▶ [SHORT EXERCISE]: Copy each line that has the string "libraries" somewhere in it.

--- start of LISTED RECORDS ---

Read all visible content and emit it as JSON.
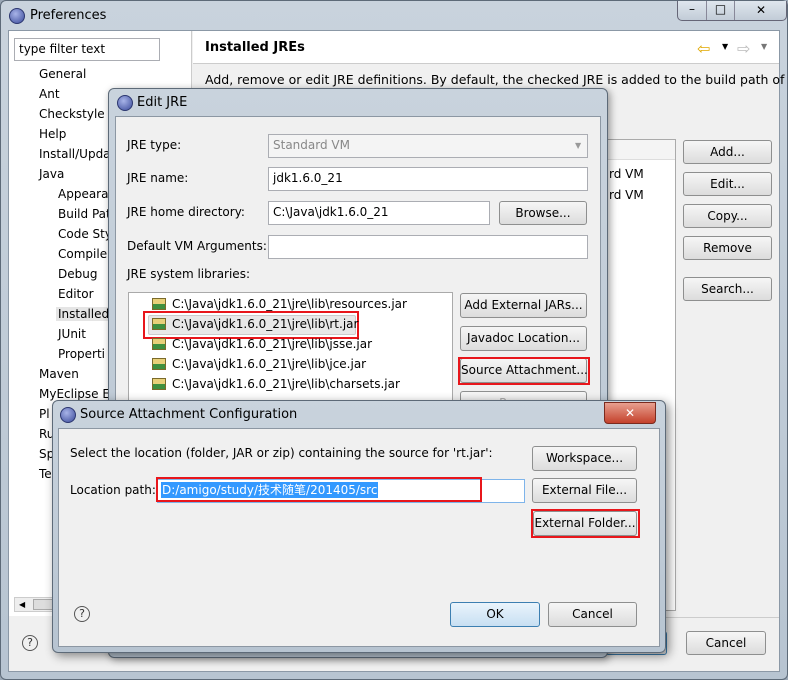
{
  "preferences": {
    "title": "Preferences",
    "filter_placeholder": "type filter text",
    "tree": [
      {
        "label": "General",
        "level": 0
      },
      {
        "label": "Ant",
        "level": 0
      },
      {
        "label": "Checkstyle",
        "level": 0
      },
      {
        "label": "Help",
        "level": 0
      },
      {
        "label": "Install/Upda",
        "level": 0
      },
      {
        "label": "Java",
        "level": 0
      },
      {
        "label": "Appeara",
        "level": 1
      },
      {
        "label": "Build Pat",
        "level": 1
      },
      {
        "label": "Code Sty",
        "level": 1
      },
      {
        "label": "Compiler",
        "level": 1
      },
      {
        "label": "Debug",
        "level": 1
      },
      {
        "label": "Editor",
        "level": 1
      },
      {
        "label": "Installed",
        "level": 1,
        "selected": true
      },
      {
        "label": "JUnit",
        "level": 1
      },
      {
        "label": "Properti",
        "level": 1
      },
      {
        "label": "Maven",
        "level": 0
      },
      {
        "label": "MyEclipse E",
        "level": 0
      },
      {
        "label": "Pl",
        "level": 0
      },
      {
        "label": "Ru",
        "level": 0
      },
      {
        "label": "Sp",
        "level": 0
      },
      {
        "label": "Te",
        "level": 0
      }
    ],
    "page_title": "Installed JREs",
    "description": "Add, remove or edit JRE definitions. By default, the checked JRE is added to the build path of",
    "table_rows": [
      "rd VM",
      "rd VM"
    ],
    "buttons": {
      "add": "Add...",
      "edit": "Edit...",
      "copy": "Copy...",
      "remove": "Remove",
      "search": "Search...",
      "cancel": "Cancel"
    }
  },
  "edit_jre": {
    "title": "Edit JRE",
    "jre_type_label": "JRE type:",
    "jre_type_value": "Standard VM",
    "jre_name_label": "JRE name:",
    "jre_name_value": "jdk1.6.0_21",
    "home_label": "JRE home directory:",
    "home_value": "C:\\Java\\jdk1.6.0_21",
    "browse": "Browse...",
    "vm_args_label": "Default VM Arguments:",
    "vm_args_value": "",
    "libs_label": "JRE system libraries:",
    "libraries": [
      "C:\\Java\\jdk1.6.0_21\\jre\\lib\\resources.jar",
      "C:\\Java\\jdk1.6.0_21\\jre\\lib\\rt.jar",
      "C:\\Java\\jdk1.6.0_21\\jre\\lib\\jsse.jar",
      "C:\\Java\\jdk1.6.0_21\\jre\\lib\\jce.jar",
      "C:\\Java\\jdk1.6.0_21\\jre\\lib\\charsets.jar"
    ],
    "buttons": {
      "add_external": "Add External JARs...",
      "javadoc": "Javadoc Location...",
      "source": "Source Attachment...",
      "remove": "Remove"
    }
  },
  "source_dialog": {
    "title": "Source Attachment Configuration",
    "prompt": "Select the location (folder, JAR or zip) containing the source for 'rt.jar':",
    "location_label": "Location path:",
    "location_value": "D:/amigo/study/技术随笔/201405/src",
    "workspace": "Workspace...",
    "external_file": "External File...",
    "external_folder": "External Folder...",
    "ok": "OK",
    "cancel": "Cancel"
  },
  "colors": {
    "highlight": "#3399ff",
    "annotation": "#e8161b"
  }
}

--- end of LISTED RECORDS ---

▶ [TASK SOLUTION]:
    "libs_label": "JRE system libraries:",
    "libraries": [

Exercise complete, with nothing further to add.